Exercise> Keep the pictures out of the copy and print all the entries below exactly.

* * * * *

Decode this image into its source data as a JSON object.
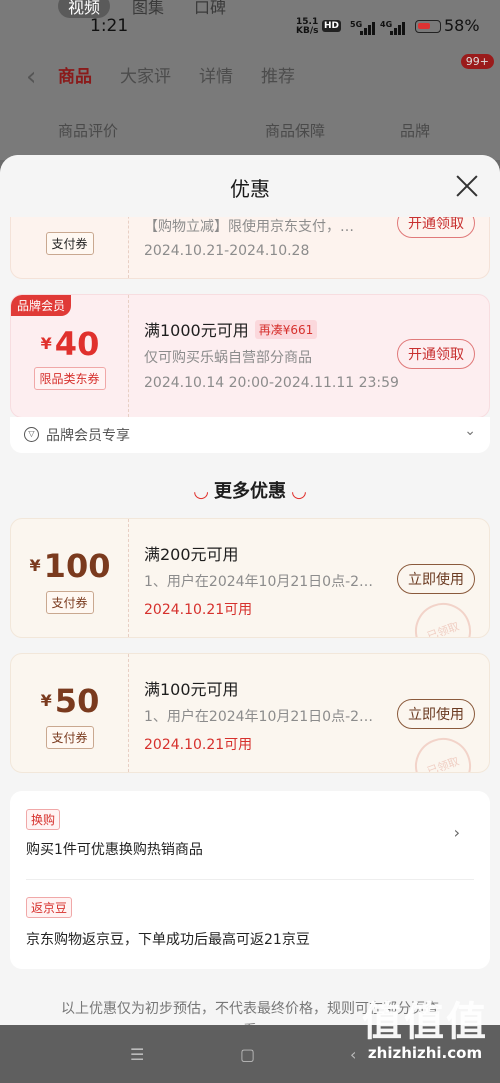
{
  "background": {
    "top_tabs": [
      "视频",
      "图集",
      "口碑"
    ],
    "nav_tabs": [
      "商品",
      "大家评",
      "详情",
      "推荐"
    ],
    "message_badge": "99+",
    "row_items": [
      "商品评价",
      "商品保障",
      "品牌"
    ]
  },
  "status_bar": {
    "time": "1:21",
    "net_speed_top": "15.1",
    "net_speed_unit": "KB/s",
    "hd": "HD",
    "sig5": "5G",
    "sig4": "4G",
    "battery": "58%"
  },
  "sheet": {
    "title": "优惠"
  },
  "coupons": [
    {
      "amount": "",
      "tag": "支付券",
      "title": "",
      "desc": "【购物立减】限使用京东支付，…",
      "date": "2024.10.21-2024.10.28",
      "button": "开通领取"
    },
    {
      "badge": "品牌会员",
      "yen": "¥",
      "amount": "40",
      "tag": "限品类东券",
      "title": "满1000元可用",
      "addup": "再凑¥661",
      "desc": "仅可购买乐蜗自营部分商品",
      "date": "2024.10.14 20:00-2024.11.11 23:59",
      "button": "开通领取"
    },
    {
      "yen": "¥",
      "amount": "100",
      "tag": "支付券",
      "title": "满200元可用",
      "desc": "1、用户在2024年10月21日0点-2…",
      "date": "2024.10.21可用",
      "button": "立即使用",
      "stamp": "已领取"
    },
    {
      "yen": "¥",
      "amount": "50",
      "tag": "支付券",
      "title": "满100元可用",
      "desc": "1、用户在2024年10月21日0点-2…",
      "date": "2024.10.21可用",
      "button": "立即使用",
      "stamp": "已领取"
    }
  ],
  "brand_strip": {
    "label": "品牌会员专享"
  },
  "more_section": {
    "title": "更多优惠"
  },
  "extras": [
    {
      "tag": "换购",
      "text": "购买1件可优惠换购热销商品"
    },
    {
      "tag": "返京豆",
      "text": "京东购物返京豆，下单成功后最高可返21京豆"
    }
  ],
  "footer_note": "以上优惠仅为初步预估，不代表最终价格，规则可在部分页查看",
  "watermark": {
    "logo": "值值值",
    "url": "zhizhizhi.com"
  },
  "colors": {
    "accent_red": "#d6312d",
    "brown": "#6b3b22",
    "sheet_bg": "#f5f5f5"
  }
}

* * * * *

Solution to this problem>
Decode this image into its source data as a JSON object.
{
  "background": {
    "top_tabs": [
      "视频",
      "图集",
      "口碑"
    ],
    "nav_tabs": [
      "商品",
      "大家评",
      "详情",
      "推荐"
    ],
    "message_badge": "99+",
    "row_items": [
      "商品评价",
      "商品保障",
      "品牌"
    ]
  },
  "status_bar": {
    "time": "1:21",
    "net_speed_top": "15.1",
    "net_speed_unit": "KB/s",
    "hd": "HD",
    "sig5": "5G",
    "sig4": "4G",
    "battery": "58%"
  },
  "sheet": {
    "title": "优惠"
  },
  "coupons": [
    {
      "amount": "",
      "tag": "支付券",
      "title": "",
      "desc": "【购物立减】限使用京东支付，…",
      "date": "2024.10.21-2024.10.28",
      "button": "开通领取"
    },
    {
      "badge": "品牌会员",
      "yen": "¥",
      "amount": "40",
      "tag": "限品类东券",
      "title": "满1000元可用",
      "addup": "再凑¥661",
      "desc": "仅可购买乐蜗自营部分商品",
      "date": "2024.10.14 20:00-2024.11.11 23:59",
      "button": "开通领取"
    },
    {
      "yen": "¥",
      "amount": "100",
      "tag": "支付券",
      "title": "满200元可用",
      "desc": "1、用户在2024年10月21日0点-2…",
      "date": "2024.10.21可用",
      "button": "立即使用",
      "stamp": "已领取"
    },
    {
      "yen": "¥",
      "amount": "50",
      "tag": "支付券",
      "title": "满100元可用",
      "desc": "1、用户在2024年10月21日0点-2…",
      "date": "2024.10.21可用",
      "button": "立即使用",
      "stamp": "已领取"
    }
  ],
  "brand_strip": {
    "label": "品牌会员专享"
  },
  "more_section": {
    "title": "更多优惠"
  },
  "extras": [
    {
      "tag": "换购",
      "text": "购买1件可优惠换购热销商品"
    },
    {
      "tag": "返京豆",
      "text": "京东购物返京豆，下单成功后最高可返21京豆"
    }
  ],
  "footer_note": "以上优惠仅为初步预估，不代表最终价格，规则可在部分页查看",
  "watermark": {
    "logo": "值值值",
    "url": "zhizhizhi.com"
  },
  "colors": {
    "accent_red": "#d6312d",
    "brown": "#6b3b22",
    "sheet_bg": "#f5f5f5"
  }
}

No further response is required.